> WHAT IS BEING ASKED
Return all lines in the material below that contain "total".

> DATA
--- start ---

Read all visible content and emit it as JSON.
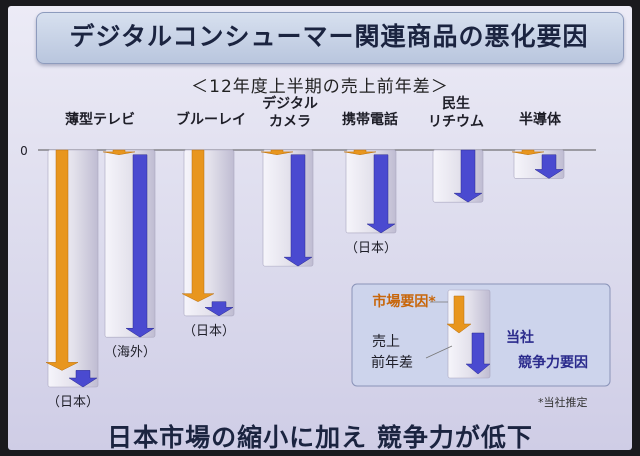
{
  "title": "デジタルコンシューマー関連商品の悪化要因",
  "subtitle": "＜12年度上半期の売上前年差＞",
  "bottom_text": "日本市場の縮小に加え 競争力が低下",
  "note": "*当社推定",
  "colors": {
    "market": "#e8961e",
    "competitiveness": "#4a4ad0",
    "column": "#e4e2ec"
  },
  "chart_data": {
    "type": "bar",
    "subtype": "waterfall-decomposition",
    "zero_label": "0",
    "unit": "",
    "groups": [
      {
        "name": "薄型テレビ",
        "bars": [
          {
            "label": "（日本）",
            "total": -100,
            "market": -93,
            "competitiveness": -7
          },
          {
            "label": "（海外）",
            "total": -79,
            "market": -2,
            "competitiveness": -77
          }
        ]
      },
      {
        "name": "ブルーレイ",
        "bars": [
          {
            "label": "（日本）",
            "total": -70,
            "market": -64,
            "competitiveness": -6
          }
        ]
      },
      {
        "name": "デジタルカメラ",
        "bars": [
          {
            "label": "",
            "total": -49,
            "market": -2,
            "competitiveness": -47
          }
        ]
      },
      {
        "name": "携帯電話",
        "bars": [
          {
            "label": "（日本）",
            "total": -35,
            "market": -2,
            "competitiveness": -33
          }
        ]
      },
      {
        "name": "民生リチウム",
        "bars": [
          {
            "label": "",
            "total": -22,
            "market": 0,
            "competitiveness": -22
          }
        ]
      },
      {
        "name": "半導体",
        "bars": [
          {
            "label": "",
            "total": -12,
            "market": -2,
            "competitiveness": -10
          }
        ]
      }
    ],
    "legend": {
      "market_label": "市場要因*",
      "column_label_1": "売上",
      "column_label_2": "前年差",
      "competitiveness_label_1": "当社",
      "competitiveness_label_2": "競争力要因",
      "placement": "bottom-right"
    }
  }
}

--- end ---

> RESPONSE
            "total": -100,
            "total": -79,
            "total": -70,
            "total": -49,
            "total": -35,
            "total": -22,
            "total": -12,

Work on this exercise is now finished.